▸ EXERCISE: Copy each line of the data below with the word "Roumanie".

(Extracted data entries)
<<<<

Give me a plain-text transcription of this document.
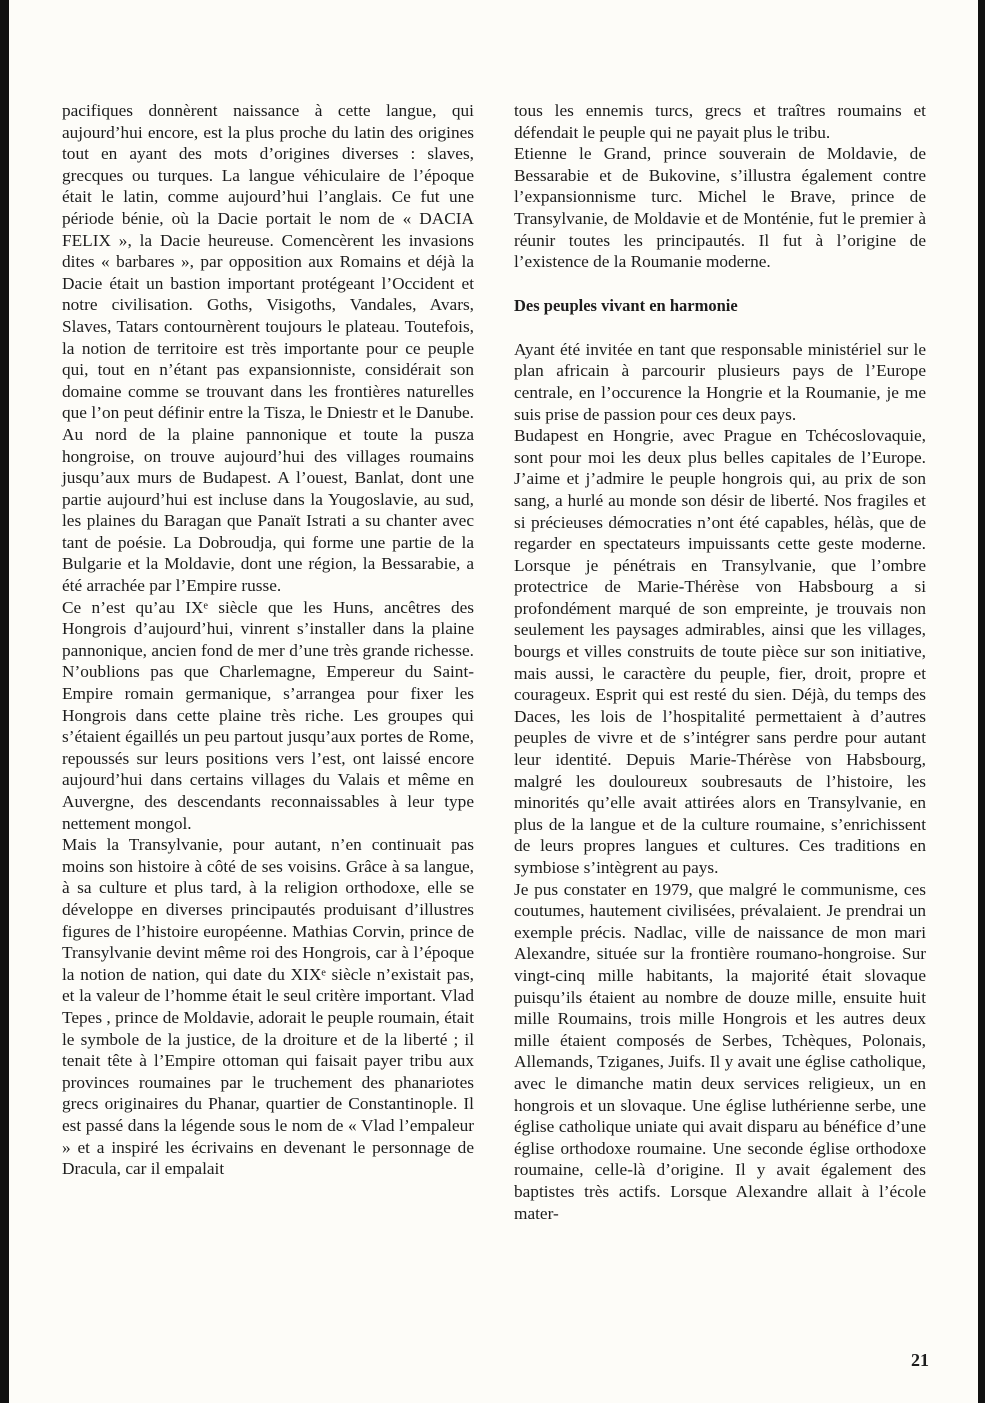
pacifiques donnèrent naissance à cette langue, qui aujourd’hui encore, est la plus proche du latin des origines tout en ayant des mots d’origines diverses : slaves, grecques ou turques. La langue véhiculaire de l’époque était le latin, comme aujourd’hui l’anglais. Ce fut une période bénie, où la Dacie portait le nom de « DACIA FELIX », la Dacie heureuse. Comencèrent les invasions dites « barbares », par opposition aux Romains et déjà la Dacie était un bastion important protégeant l’Occident et notre civilisation. Goths, Visigoths, Vandales, Avars, Slaves, Tatars contournèrent toujours le plateau. Toutefois, la notion de territoire est très importante pour ce peuple qui, tout en n’étant pas expansionniste, considérait son domaine comme se trouvant dans les frontières naturelles que l’on peut définir entre la Tisza, le Dniestr et le Danube. Au nord de la plaine pannonique et toute la pusza hongroise, on trouve aujourd’hui des villages roumains jusqu’aux murs de Budapest. A l’ouest, Banlat, dont une partie aujourd’hui est incluse dans la Yougoslavie, au sud, les plaines du Baragan que Panaït Istrati a su chanter avec tant de poésie. La Dobroudja, qui forme une partie de la Bulgarie et la Moldavie, dont une région, la Bessarabie, a été arrachée par l’Empire russe.

Ce n’est qu’au IXᵉ siècle que les Huns, ancêtres des Hongrois d’aujourd’hui, vinrent s’installer dans la plaine pannonique, ancien fond de mer d’une très grande richesse. N’oublions pas que Charlemagne, Empereur du Saint-Empire romain germanique, s’arrangea pour fixer les Hongrois dans cette plaine très riche. Les groupes qui s’étaient égaillés un peu partout jusqu’aux portes de Rome, repoussés sur leurs positions vers l’est, ont laissé encore aujourd’hui dans certains villages du Valais et même en Auvergne, des descendants reconnaissables à leur type nettement mongol.

Mais la Transylvanie, pour autant, n’en continuait pas moins son histoire à côté de ses voisins. Grâce à sa langue, à sa culture et plus tard, à la religion orthodoxe, elle se développe en diverses principautés produisant d’illustres figures de l’histoire européenne. Mathias Corvin, prince de Transylvanie devint même roi des Hongrois, car à l’époque la notion de nation, qui date du XIXᵉ siècle n’existait pas, et la valeur de l’homme était le seul critère important. Vlad Tepes , prince de Moldavie, adorait le peuple roumain, était le symbole de la justice, de la droiture et de la liberté ; il tenait tête à l’Empire ottoman qui faisait payer tribu aux provinces roumaines par le truchement des phanariotes grecs originaires du Phanar, quartier de Constantinople. Il est passé dans la légende sous le nom de « Vlad l’empaleur » et a inspiré les écrivains en devenant le personnage de Dracula, car il empalait

tous les ennemis turcs, grecs et traîtres roumains et défendait le peuple qui ne payait plus le tribu.

Etienne le Grand, prince souverain de Moldavie, de Bessarabie et de Bukovine, s’illustra également contre l’expansionnisme turc. Michel le Brave, prince de Transylvanie, de Moldavie et de Monténie, fut le premier à réunir toutes les principautés. Il fut à l’origine de l’existence de la Roumanie moderne.

Des peuples vivant en harmonie

Ayant été invitée en tant que responsable ministériel sur le plan africain à parcourir plusieurs pays de l’Europe centrale, en l’occurence la Hongrie et la Roumanie, je me suis prise de passion pour ces deux pays.

Budapest en Hongrie, avec Prague en Tchécoslovaquie, sont pour moi les deux plus belles capitales de l’Europe. J’aime et j’admire le peuple hongrois qui, au prix de son sang, a hurlé au monde son désir de liberté. Nos fragiles et si précieuses démocraties n’ont été capables, hélàs, que de regarder en spectateurs impuissants cette geste moderne. Lorsque je pénétrais en Transylvanie, que l’ombre protectrice de Marie-Thérèse von Habsbourg a si profondément marqué de son empreinte, je trouvais non seulement les paysages admirables, ainsi que les villages, bourgs et villes construits de toute pièce sur son initiative, mais aussi, le caractère du peuple, fier, droit, propre et courageux. Esprit qui est resté du sien. Déjà, du temps des Daces, les lois de l’hospitalité permettaient à d’autres peuples de vivre et de s’intégrer sans perdre pour autant leur identité. Depuis Marie-Thérèse von Habsbourg, malgré les douloureux soubresauts de l’histoire, les minorités qu’elle avait attirées alors en Transylvanie, en plus de la langue et de la culture roumaine, s’enrichissent de leurs propres langues et cultures. Ces traditions en symbiose s’intègrent au pays.

Je pus constater en 1979, que malgré le communisme, ces coutumes, hautement civilisées, prévalaient. Je prendrai un exemple précis. Nadlac, ville de naissance de mon mari Alexandre, située sur la frontière roumano-hongroise. Sur vingt-cinq mille habitants, la majorité était slovaque puisqu’ils étaient au nombre de douze mille, ensuite huit mille Roumains, trois mille Hongrois et les autres deux mille étaient composés de Serbes, Tchèques, Polonais, Allemands, Tziganes, Juifs. Il y avait une église catholique, avec le dimanche matin deux services religieux, un en hongrois et un slovaque. Une église luthérienne serbe, une église catholique uniate qui avait disparu au bénéfice d’une église orthodoxe roumaine. Une seconde église orthodoxe roumaine, celle-là d’origine. Il y avait également des baptistes très actifs. Lorsque Alexandre allait à l’école mater-

21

>>>>

▸ SOLVED EXERCISE:
Etienne le Grand, prince souverain de Moldavie, de Bessarabie et de Bukovine, s’illustra également contre l’expansionnisme turc. Michel le Brave, prince de Transylvanie, de Moldavie et de Monténie, fut le premier à réunir toutes les principautés. Il fut à l’origine de l’existence de la Roumanie moderne.
Ayant été invitée en tant que responsable ministériel sur le plan africain à parcourir plusieurs pays de l’Europe centrale, en l’occurence la Hongrie et la Roumanie, je me suis prise de passion pour ces deux pays.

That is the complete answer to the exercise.